[Exercise data start]
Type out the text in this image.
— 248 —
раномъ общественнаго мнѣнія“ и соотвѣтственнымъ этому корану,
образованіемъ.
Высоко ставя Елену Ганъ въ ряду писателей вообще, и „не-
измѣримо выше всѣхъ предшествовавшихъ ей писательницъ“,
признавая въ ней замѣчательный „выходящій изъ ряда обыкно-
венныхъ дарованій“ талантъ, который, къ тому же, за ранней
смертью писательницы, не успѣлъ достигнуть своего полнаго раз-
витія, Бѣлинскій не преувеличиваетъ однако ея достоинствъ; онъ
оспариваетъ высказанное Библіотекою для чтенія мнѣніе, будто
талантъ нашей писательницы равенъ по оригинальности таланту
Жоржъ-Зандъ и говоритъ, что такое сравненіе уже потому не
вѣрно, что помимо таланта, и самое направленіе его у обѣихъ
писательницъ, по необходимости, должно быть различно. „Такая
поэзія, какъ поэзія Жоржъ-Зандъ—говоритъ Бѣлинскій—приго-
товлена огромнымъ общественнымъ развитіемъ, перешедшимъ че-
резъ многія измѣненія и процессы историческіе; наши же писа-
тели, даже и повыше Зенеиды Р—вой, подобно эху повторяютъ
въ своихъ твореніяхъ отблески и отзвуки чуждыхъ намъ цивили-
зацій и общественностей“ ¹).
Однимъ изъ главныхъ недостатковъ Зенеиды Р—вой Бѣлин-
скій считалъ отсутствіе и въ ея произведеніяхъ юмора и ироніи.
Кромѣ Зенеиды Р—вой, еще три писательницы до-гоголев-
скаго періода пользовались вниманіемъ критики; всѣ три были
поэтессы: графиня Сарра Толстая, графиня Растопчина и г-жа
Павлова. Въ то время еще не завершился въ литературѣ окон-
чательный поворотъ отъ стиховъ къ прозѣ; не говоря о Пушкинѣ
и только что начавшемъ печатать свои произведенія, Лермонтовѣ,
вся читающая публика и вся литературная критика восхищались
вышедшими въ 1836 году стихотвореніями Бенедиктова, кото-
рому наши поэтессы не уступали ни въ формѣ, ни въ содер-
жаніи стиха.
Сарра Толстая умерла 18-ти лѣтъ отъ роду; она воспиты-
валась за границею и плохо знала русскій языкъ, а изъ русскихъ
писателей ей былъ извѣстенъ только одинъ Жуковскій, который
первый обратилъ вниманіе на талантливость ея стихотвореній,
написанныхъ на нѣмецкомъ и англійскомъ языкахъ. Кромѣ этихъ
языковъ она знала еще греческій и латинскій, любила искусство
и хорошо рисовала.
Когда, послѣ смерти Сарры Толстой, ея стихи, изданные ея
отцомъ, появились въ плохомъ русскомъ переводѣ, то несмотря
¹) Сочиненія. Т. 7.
[Exercise data end]
Report each line in the data that holds the word "талантъ".

венныхъ дарованій“ талантъ, который, къ тому же, за ранней
талантъ нашей писательницы равенъ по оригинальности таланту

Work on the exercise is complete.